● **RECORD EXCERPTS**:
· · · · · · ·

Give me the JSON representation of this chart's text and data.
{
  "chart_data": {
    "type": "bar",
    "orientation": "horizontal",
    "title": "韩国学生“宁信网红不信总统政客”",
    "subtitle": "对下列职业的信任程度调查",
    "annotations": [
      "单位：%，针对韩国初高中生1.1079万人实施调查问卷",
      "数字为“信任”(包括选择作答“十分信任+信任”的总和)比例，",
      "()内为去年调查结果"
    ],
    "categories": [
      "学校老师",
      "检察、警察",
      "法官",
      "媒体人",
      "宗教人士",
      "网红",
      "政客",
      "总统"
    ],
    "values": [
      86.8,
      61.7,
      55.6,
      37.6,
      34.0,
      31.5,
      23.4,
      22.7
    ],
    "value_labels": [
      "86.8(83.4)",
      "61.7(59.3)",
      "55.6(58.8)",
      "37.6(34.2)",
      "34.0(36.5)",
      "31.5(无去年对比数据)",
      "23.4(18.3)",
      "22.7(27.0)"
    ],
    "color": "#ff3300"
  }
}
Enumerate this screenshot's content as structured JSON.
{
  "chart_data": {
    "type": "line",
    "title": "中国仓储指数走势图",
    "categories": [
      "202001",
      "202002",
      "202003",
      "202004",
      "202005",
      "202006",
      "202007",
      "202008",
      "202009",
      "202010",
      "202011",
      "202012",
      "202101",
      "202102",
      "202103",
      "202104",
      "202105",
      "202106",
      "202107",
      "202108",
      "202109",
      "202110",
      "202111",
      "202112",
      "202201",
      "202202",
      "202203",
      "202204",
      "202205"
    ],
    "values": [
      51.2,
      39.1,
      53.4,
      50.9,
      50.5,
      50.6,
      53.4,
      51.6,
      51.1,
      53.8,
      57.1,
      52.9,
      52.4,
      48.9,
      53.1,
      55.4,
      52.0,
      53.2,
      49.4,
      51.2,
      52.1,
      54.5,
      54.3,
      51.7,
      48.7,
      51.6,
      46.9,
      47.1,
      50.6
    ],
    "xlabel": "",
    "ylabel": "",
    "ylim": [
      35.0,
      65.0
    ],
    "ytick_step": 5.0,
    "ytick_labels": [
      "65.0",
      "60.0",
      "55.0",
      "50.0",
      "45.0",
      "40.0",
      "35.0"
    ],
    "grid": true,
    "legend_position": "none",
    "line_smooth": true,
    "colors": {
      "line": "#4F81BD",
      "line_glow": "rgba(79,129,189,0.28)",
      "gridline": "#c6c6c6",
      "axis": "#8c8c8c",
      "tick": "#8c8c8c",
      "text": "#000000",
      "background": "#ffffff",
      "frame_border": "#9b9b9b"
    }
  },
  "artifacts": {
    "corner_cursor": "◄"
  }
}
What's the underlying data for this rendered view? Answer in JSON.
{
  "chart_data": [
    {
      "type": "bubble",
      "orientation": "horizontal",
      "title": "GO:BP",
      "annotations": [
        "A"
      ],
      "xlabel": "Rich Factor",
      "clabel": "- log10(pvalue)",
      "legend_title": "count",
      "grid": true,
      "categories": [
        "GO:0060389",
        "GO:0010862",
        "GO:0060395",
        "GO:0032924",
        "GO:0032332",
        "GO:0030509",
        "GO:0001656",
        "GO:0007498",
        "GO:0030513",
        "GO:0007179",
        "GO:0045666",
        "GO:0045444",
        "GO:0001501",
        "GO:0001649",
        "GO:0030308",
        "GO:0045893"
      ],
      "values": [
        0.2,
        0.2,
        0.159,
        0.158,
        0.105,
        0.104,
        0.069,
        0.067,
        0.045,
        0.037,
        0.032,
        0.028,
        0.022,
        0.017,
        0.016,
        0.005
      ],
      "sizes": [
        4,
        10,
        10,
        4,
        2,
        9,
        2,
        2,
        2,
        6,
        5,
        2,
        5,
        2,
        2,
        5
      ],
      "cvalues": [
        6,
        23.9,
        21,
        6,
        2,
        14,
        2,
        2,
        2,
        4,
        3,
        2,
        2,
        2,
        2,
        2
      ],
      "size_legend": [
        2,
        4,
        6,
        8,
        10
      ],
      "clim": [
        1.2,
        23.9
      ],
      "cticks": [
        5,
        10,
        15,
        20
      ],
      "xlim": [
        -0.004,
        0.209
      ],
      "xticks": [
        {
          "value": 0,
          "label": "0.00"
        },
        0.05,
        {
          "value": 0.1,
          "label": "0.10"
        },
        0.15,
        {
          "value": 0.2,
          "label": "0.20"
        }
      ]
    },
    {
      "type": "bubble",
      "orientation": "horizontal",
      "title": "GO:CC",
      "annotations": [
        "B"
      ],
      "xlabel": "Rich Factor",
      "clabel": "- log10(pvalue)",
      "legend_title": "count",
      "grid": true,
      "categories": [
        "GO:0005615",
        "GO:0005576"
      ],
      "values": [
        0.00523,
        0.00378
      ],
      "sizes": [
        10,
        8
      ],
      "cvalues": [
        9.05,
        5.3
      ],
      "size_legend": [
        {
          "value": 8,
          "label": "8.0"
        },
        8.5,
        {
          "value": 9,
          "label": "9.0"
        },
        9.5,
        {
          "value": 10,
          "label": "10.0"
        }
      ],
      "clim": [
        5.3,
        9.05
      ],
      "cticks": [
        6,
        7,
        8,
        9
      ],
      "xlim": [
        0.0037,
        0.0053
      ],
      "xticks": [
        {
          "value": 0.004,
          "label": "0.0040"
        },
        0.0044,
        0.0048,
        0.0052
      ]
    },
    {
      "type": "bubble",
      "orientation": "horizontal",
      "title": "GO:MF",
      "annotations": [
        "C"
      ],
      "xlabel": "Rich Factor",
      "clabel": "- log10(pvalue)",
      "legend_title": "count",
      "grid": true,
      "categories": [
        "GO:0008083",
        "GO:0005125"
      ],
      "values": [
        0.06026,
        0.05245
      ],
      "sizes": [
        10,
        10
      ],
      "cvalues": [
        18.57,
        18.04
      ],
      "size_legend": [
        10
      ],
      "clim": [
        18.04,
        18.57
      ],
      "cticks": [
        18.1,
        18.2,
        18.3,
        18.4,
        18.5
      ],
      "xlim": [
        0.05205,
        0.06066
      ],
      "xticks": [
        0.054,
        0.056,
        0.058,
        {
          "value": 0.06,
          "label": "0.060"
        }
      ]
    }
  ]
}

· · · · · · ·

● **EXERCISE DETAILS**:
All of the entries above should be written out again exactly.

● **PROBLEM SOLUTION**:
Give me the JSON representation of this chart's text and data.
{
  "chart_data": {
    "type": "bar",
    "orientation": "horizontal",
    "title": "韩国学生“宁信网红不信总统政客”",
    "subtitle": "对下列职业的信任程度调查",
    "annotations": [
      "单位：%，针对韩国初高中生1.1079万人实施调查问卷",
      "数字为“信任”(包括选择作答“十分信任+信任”的总和)比例，",
      "()内为去年调查结果"
    ],
    "categories": [
      "学校老师",
      "检察、警察",
      "法官",
      "媒体人",
      "宗教人士",
      "网红",
      "政客",
      "总统"
    ],
    "values": [
      86.8,
      61.7,
      55.6,
      37.6,
      34.0,
      31.5,
      23.4,
      22.7
    ],
    "value_labels": [
      "86.8(83.4)",
      "61.7(59.3)",
      "55.6(58.8)",
      "37.6(34.2)",
      "34.0(36.5)",
      "31.5(无去年对比数据)",
      "23.4(18.3)",
      "22.7(27.0)"
    ],
    "color": "#ff3300"
  }
}
Enumerate this screenshot's content as structured JSON.
{
  "chart_data": {
    "type": "line",
    "title": "中国仓储指数走势图",
    "categories": [
      "202001",
      "202002",
      "202003",
      "202004",
      "202005",
      "202006",
      "202007",
      "202008",
      "202009",
      "202010",
      "202011",
      "202012",
      "202101",
      "202102",
      "202103",
      "202104",
      "202105",
      "202106",
      "202107",
      "202108",
      "202109",
      "202110",
      "202111",
      "202112",
      "202201",
      "202202",
      "202203",
      "202204",
      "202205"
    ],
    "values": [
      51.2,
      39.1,
      53.4,
      50.9,
      50.5,
      50.6,
      53.4,
      51.6,
      51.1,
      53.8,
      57.1,
      52.9,
      52.4,
      48.9,
      53.1,
      55.4,
      52.0,
      53.2,
      49.4,
      51.2,
      52.1,
      54.5,
      54.3,
      51.7,
      48.7,
      51.6,
      46.9,
      47.1,
      50.6
    ],
    "xlabel": "",
    "ylabel": "",
    "ylim": [
      35.0,
      65.0
    ],
    "ytick_step": 5.0,
    "ytick_labels": [
      "65.0",
      "60.0",
      "55.0",
      "50.0",
      "45.0",
      "40.0",
      "35.0"
    ],
    "grid": true,
    "legend_position": "none",
    "line_smooth": true,
    "colors": {
      "line": "#4F81BD",
      "line_glow": "rgba(79,129,189,0.28)",
      "gridline": "#c6c6c6",
      "axis": "#8c8c8c",
      "tick": "#8c8c8c",
      "text": "#000000",
      "background": "#ffffff",
      "frame_border": "#9b9b9b"
    }
  },
  "artifacts": {
    "corner_cursor": "◄"
  }
}
What's the underlying data for this rendered view? Answer in JSON.
{
  "chart_data": [
    {
      "type": "bubble",
      "orientation": "horizontal",
      "title": "GO:BP",
      "annotations": [
        "A"
      ],
      "xlabel": "Rich Factor",
      "clabel": "- log10(pvalue)",
      "legend_title": "count",
      "grid": true,
      "categories": [
        "GO:0060389",
        "GO:0010862",
        "GO:0060395",
        "GO:0032924",
        "GO:0032332",
        "GO:0030509",
        "GO:0001656",
        "GO:0007498",
        "GO:0030513",
        "GO:0007179",
        "GO:0045666",
        "GO:0045444",
        "GO:0001501",
        "GO:0001649",
        "GO:0030308",
        "GO:0045893"
      ],
      "values": [
        0.2,
        0.2,
        0.159,
        0.158,
        0.105,
        0.104,
        0.069,
        0.067,
        0.045,
        0.037,
        0.032,
        0.028,
        0.022,
        0.017,
        0.016,
        0.005
      ],
      "sizes": [
        4,
        10,
        10,
        4,
        2,
        9,
        2,
        2,
        2,
        6,
        5,
        2,
        5,
        2,
        2,
        5
      ],
      "cvalues": [
        6,
        23.9,
        21,
        6,
        2,
        14,
        2,
        2,
        2,
        4,
        3,
        2,
        2,
        2,
        2,
        2
      ],
      "size_legend": [
        2,
        4,
        6,
        8,
        10
      ],
      "clim": [
        1.2,
        23.9
      ],
      "cticks": [
        5,
        10,
        15,
        20
      ],
      "xlim": [
        -0.004,
        0.209
      ],
      "xticks": [
        {
          "value": 0,
          "label": "0.00"
        },
        0.05,
        {
          "value": 0.1,
          "label": "0.10"
        },
        0.15,
        {
          "value": 0.2,
          "label": "0.20"
        }
      ]
    },
    {
      "type": "bubble",
      "orientation": "horizontal",
      "title": "GO:CC",
      "annotations": [
        "B"
      ],
      "xlabel": "Rich Factor",
      "clabel": "- log10(pvalue)",
      "legend_title": "count",
      "grid": true,
      "categories": [
        "GO:0005615",
        "GO:0005576"
      ],
      "values": [
        0.00523,
        0.00378
      ],
      "sizes": [
        10,
        8
      ],
      "cvalues": [
        9.05,
        5.3
      ],
      "size_legend": [
        {
          "value": 8,
          "label": "8.0"
        },
        8.5,
        {
          "value": 9,
          "label": "9.0"
        },
        9.5,
        {
          "value": 10,
          "label": "10.0"
        }
      ],
      "clim": [
        5.3,
        9.05
      ],
      "cticks": [
        6,
        7,
        8,
        9
      ],
      "xlim": [
        0.0037,
        0.0053
      ],
      "xticks": [
        {
          "value": 0.004,
          "label": "0.0040"
        },
        0.0044,
        0.0048,
        0.0052
      ]
    },
    {
      "type": "bubble",
      "orientation": "horizontal",
      "title": "GO:MF",
      "annotations": [
        "C"
      ],
      "xlabel": "Rich Factor",
      "clabel": "- log10(pvalue)",
      "legend_title": "count",
      "grid": true,
      "categories": [
        "GO:0008083",
        "GO:0005125"
      ],
      "values": [
        0.06026,
        0.05245
      ],
      "sizes": [
        10,
        10
      ],
      "cvalues": [
        18.57,
        18.04
      ],
      "size_legend": [
        10
      ],
      "clim": [
        18.04,
        18.57
      ],
      "cticks": [
        18.1,
        18.2,
        18.3,
        18.4,
        18.5
      ],
      "xlim": [
        0.05205,
        0.06066
      ],
      "xticks": [
        0.054,
        0.056,
        0.058,
        {
          "value": 0.06,
          "label": "0.060"
        }
      ]
    }
  ]
}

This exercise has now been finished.